BEGIN SUPPLIED RECORDS

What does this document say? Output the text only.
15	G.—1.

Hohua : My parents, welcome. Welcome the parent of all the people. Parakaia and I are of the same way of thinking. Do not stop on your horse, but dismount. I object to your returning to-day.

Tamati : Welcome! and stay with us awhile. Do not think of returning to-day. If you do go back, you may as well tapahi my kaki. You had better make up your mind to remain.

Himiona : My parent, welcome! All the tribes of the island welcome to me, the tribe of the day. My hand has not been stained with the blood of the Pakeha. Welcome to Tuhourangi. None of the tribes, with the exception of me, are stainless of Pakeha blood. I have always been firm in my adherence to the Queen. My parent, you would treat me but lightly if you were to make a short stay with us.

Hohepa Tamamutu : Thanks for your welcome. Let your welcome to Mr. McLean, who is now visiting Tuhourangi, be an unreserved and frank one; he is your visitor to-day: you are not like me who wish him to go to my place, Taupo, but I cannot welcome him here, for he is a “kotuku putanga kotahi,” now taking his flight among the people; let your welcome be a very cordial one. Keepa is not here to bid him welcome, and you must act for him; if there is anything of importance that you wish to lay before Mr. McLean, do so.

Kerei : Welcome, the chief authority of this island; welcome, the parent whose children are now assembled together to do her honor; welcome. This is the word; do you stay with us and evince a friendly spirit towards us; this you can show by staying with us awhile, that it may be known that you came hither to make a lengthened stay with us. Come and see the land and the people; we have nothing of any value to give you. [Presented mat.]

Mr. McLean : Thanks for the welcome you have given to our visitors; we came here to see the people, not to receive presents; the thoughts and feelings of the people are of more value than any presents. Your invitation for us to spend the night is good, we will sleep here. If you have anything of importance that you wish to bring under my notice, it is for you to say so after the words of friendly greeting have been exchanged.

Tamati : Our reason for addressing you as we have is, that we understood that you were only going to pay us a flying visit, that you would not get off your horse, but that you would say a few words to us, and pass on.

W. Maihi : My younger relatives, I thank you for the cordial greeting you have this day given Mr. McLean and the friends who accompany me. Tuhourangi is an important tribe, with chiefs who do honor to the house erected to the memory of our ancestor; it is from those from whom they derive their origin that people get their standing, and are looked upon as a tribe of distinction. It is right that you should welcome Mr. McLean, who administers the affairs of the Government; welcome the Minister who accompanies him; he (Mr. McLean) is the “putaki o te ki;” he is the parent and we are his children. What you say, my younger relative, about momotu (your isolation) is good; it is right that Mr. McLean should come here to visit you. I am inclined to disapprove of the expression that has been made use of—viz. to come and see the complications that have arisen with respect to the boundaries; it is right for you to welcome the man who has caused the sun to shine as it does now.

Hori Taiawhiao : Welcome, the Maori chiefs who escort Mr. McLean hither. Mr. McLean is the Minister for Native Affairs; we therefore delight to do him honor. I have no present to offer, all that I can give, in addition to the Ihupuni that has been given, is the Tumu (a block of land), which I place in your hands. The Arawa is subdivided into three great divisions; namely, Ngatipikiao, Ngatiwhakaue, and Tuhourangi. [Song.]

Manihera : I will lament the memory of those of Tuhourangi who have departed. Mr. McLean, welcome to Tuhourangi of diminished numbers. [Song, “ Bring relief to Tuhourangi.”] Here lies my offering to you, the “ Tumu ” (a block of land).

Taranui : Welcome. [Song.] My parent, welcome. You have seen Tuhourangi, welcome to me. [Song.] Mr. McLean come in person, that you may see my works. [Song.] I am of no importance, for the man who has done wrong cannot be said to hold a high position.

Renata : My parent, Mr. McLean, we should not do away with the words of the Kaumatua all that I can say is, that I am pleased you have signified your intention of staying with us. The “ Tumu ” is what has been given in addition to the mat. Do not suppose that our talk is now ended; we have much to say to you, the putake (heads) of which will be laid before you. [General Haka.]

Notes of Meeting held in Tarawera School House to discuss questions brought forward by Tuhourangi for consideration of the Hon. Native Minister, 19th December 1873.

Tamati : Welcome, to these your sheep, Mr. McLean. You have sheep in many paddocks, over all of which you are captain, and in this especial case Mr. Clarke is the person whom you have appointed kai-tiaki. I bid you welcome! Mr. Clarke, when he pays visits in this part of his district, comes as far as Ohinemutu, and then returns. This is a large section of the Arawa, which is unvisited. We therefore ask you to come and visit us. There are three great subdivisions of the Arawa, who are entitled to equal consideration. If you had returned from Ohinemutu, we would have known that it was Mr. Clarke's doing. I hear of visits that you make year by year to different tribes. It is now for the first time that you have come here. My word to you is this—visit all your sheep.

END SUPPLIED RECORDS

* **WHAT IS EXPECTED**: From the entries above, list each line with "came" in it.

* **PROBLEM SOLUTION**:
Kerei : Welcome, the chief authority of this island; welcome, the parent whose children are now assembled together to do her honor; welcome. This is the word; do you stay with us and evince a friendly spirit towards us; this you can show by staying with us awhile, that it may be known that you came hither to make a lengthened stay with us. Come and see the land and the people; we have nothing of any value to give you. [Presented mat.]
Mr. McLean : Thanks for the welcome you have given to our visitors; we came here to see the people, not to receive presents; the thoughts and feelings of the people are of more value than any presents. Your invitation for us to spend the night is good, we will sleep here. If you have anything of importance that you wish to bring under my notice, it is for you to say so after the words of friendly greeting have been exchanged.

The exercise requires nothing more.